# Lending Club Risk Prediction

The aim of this project is to build a machine learning model that will allow us to accurately predict if a borrower will pay off their loan on time or not. 

The dataset we'll be using is the complete loan data for all [Lending Club](https://www.lendingclub.com) loans issued from 2012 to 2013, which can be downloaded [here](https://www.lendingclub.com/info/download-data.action).

A description of each column can be found [here](https://docs.google.com/spreadsheets/d/191B2yJ4H1ZPXq0_ByhUgWMFZOYem5jFz0Y3by_7YBY4/edit#gid=2081333097).

# Importing and Cleaning the Data

In [1]:
import pandas as pd
import numpy as np

# We'll skip the first row because it provides information about the dataset's origin rather than column titles.
loans_2013 = pd.read_csv('loans2013.csv', skiprows=1)

og_cols = loans_2013.shape[1]
# Drop columns in which at least half of the column data is missing
missing_info_thresh = loans_2013.shape[0]/2
loans_2013.dropna(thresh=missing_info_thresh, axis=1, inplace=True)

# Save processed dataset incase we want to explore the original later
loans_2013.to_csv('processed_loans2013.csv', index=False)

print('{} columns dropped'.format(og_cols - loans_2013.shape[1]))

loans_2013.head(1)

  interactivity=interactivity, compiler=compiler, result=result)


58 columns dropped


Unnamed: 0,loan_amnt,funded_amnt,funded_amnt_inv,term,int_rate,installment,grade,sub_grade,emp_title,emp_length,...,percent_bc_gt_75,pub_rec_bankruptcies,tax_liens,tot_hi_cred_lim,total_bal_ex_mort,total_bc_limit,total_il_high_credit_limit,hardship_flag,disbursement_method,debt_settlement_flag
0,12000.0,12000.0,12000.0,36 months,7.62%,373.94,A,A3,Systems Engineer,3 years,...,100.0,0.0,0.0,233004.0,46738.0,14800.0,53404.0,N,Cash,N


That's a lot of columns. Determining which columns to keep is going to take some time. Let's familiarize ourselves with the columns and determine which columns:

- Leak information from the future
- Don't affect a borrower's ability to pay back a loan
- Need to be cleaned because of poor formatting
- Require more data or too much processing to be usefully turned into a feature
- Contain redundant information

We'll want to import the data dictionary to make this process a little less painful.

ENTRIES SUPPLIED>
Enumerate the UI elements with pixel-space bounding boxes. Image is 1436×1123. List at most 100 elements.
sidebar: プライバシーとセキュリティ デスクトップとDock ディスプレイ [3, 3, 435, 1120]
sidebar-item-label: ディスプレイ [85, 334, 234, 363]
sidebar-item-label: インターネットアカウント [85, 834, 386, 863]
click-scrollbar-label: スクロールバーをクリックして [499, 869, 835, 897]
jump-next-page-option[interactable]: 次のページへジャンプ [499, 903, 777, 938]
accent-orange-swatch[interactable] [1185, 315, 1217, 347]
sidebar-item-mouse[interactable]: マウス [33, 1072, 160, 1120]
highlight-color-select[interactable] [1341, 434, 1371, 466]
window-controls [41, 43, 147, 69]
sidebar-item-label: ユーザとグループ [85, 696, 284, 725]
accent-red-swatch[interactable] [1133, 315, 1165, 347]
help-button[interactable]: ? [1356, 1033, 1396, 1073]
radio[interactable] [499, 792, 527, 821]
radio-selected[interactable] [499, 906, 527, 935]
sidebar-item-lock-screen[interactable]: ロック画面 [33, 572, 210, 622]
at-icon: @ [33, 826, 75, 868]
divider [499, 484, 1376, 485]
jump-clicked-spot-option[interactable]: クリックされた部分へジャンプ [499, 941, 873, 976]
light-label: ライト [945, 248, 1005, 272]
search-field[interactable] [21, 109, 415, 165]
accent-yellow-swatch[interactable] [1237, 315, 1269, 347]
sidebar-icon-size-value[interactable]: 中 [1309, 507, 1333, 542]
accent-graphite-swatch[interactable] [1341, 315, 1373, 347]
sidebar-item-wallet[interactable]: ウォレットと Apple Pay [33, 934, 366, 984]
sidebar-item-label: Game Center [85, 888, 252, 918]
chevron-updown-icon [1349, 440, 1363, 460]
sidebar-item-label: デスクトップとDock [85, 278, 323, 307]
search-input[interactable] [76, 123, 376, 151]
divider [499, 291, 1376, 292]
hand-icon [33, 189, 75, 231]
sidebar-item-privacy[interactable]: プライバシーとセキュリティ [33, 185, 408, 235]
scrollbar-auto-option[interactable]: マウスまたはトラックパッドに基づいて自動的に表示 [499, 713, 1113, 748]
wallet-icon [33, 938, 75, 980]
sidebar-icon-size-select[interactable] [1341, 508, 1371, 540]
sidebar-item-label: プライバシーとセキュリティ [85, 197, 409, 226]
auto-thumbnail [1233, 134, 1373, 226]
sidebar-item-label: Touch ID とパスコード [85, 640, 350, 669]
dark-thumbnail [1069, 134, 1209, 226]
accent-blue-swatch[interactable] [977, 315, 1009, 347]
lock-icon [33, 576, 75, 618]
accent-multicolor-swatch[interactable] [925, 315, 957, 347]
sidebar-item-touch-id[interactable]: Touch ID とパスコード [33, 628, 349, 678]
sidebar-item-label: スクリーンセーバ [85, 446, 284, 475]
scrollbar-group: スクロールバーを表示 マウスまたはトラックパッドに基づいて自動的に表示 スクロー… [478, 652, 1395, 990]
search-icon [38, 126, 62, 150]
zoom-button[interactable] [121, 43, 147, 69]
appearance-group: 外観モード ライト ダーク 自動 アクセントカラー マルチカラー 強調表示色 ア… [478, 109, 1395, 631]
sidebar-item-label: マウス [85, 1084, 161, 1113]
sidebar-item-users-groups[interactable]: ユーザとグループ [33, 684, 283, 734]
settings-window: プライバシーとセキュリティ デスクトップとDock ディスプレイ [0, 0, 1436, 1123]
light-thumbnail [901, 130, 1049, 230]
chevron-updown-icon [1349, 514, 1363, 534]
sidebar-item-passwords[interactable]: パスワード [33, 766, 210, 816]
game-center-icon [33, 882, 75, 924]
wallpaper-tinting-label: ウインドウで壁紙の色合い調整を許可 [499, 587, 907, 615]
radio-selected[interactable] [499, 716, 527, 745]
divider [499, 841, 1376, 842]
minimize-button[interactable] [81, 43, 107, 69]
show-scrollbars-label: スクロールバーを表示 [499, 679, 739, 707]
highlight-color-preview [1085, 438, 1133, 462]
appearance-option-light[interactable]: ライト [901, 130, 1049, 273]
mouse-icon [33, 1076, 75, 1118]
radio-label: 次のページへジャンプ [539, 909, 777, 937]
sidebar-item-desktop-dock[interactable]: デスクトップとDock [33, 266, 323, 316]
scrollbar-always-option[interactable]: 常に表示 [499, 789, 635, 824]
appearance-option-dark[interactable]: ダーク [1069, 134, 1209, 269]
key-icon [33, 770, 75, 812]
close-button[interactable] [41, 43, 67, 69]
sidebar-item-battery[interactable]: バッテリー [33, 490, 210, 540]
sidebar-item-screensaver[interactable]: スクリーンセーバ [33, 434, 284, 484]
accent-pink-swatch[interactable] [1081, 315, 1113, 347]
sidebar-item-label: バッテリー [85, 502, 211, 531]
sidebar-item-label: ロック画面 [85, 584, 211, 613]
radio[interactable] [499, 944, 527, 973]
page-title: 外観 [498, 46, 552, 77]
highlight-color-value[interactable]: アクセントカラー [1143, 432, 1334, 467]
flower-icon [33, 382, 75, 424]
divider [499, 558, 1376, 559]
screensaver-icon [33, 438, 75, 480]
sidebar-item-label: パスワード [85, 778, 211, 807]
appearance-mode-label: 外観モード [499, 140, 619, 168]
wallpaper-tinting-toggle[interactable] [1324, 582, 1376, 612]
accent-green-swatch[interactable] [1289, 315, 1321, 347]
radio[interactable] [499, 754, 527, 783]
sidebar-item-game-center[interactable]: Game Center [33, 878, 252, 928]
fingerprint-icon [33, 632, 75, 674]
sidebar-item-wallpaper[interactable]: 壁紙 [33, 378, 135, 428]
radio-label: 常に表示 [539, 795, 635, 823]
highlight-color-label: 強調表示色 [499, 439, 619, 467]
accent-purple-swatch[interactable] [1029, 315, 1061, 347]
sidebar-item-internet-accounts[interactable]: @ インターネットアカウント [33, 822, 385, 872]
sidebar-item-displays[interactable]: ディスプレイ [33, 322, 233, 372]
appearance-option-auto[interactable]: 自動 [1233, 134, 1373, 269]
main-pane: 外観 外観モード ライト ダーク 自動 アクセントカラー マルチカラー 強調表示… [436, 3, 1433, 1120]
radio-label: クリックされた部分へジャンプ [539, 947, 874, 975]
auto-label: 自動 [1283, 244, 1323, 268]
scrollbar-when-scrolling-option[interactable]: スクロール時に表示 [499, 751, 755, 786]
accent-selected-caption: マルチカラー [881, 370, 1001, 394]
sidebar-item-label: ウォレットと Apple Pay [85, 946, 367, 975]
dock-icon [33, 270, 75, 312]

REQUIRED TASK> Please reproduce the Lending Club write-up word for word, everything from "# Save processed" down to "loans_2013.head(1)". The entries have nothing to do with the Lending Club write-up.

REPLY TO THE EXERCISE>
# Save processed dataset incase we want to explore the original later
loans_2013.to_csv('processed_loans2013.csv', index=False)

print('{} columns dropped'.format(og_cols - loans_2013.shape[1]))

loans_2013.head(1)